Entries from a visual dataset

####

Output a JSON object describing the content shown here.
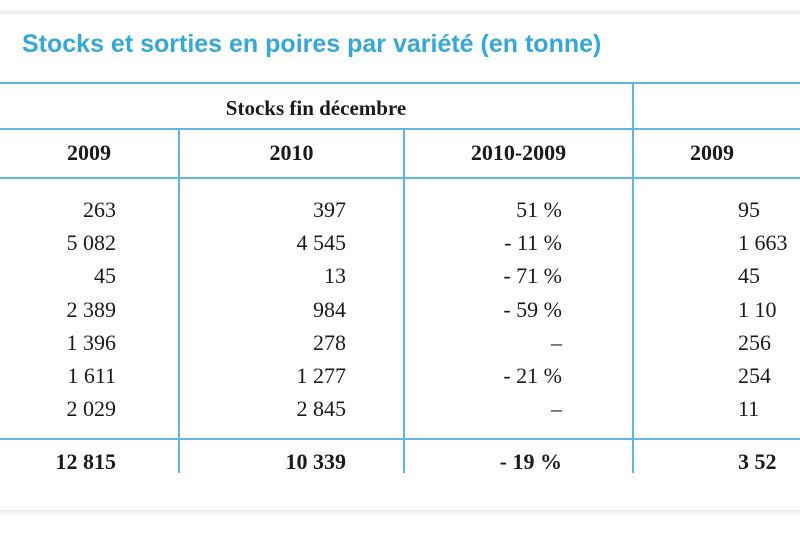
{
  "title": "Stocks et sorties en poires par variété (en tonne)",
  "group_header": "Stocks fin décembre",
  "columns": [
    "2009",
    "2010",
    "2010-2009",
    "2009"
  ],
  "rows": [
    [
      "263",
      "397",
      "51 %",
      "95"
    ],
    [
      "5 082",
      "4 545",
      "- 11 %",
      "1 663"
    ],
    [
      "45",
      "13",
      "- 71 %",
      "45"
    ],
    [
      "2 389",
      "984",
      "- 59 %",
      "1 10"
    ],
    [
      "1 396",
      "278",
      "–",
      "256"
    ],
    [
      "1 611",
      "1 277",
      "- 21 %",
      "254"
    ],
    [
      "2 029",
      "2 845",
      "–",
      "11"
    ]
  ],
  "total": [
    "12 815",
    "10 339",
    "- 19 %",
    "3 52"
  ],
  "colors": {
    "title": "#35a8d6",
    "rule": "#5fb8dc"
  }
}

####

All of the lines above should be printed exactly, minus the pictures.

Output a JSON object describing the content shown here.
{
  "title": "Stocks et sorties en poires par variété (en tonne)",
  "group_header": "Stocks fin décembre",
  "columns": [
    "2009",
    "2010",
    "2010-2009",
    "2009"
  ],
  "rows": [
    [
      "263",
      "397",
      "51 %",
      "95"
    ],
    [
      "5 082",
      "4 545",
      "- 11 %",
      "1 663"
    ],
    [
      "45",
      "13",
      "- 71 %",
      "45"
    ],
    [
      "2 389",
      "984",
      "- 59 %",
      "1 10"
    ],
    [
      "1 396",
      "278",
      "–",
      "256"
    ],
    [
      "1 611",
      "1 277",
      "- 21 %",
      "254"
    ],
    [
      "2 029",
      "2 845",
      "–",
      "11"
    ]
  ],
  "total": [
    "12 815",
    "10 339",
    "- 19 %",
    "3 52"
  ],
  "colors": {
    "title": "#35a8d6",
    "rule": "#5fb8dc"
  }
}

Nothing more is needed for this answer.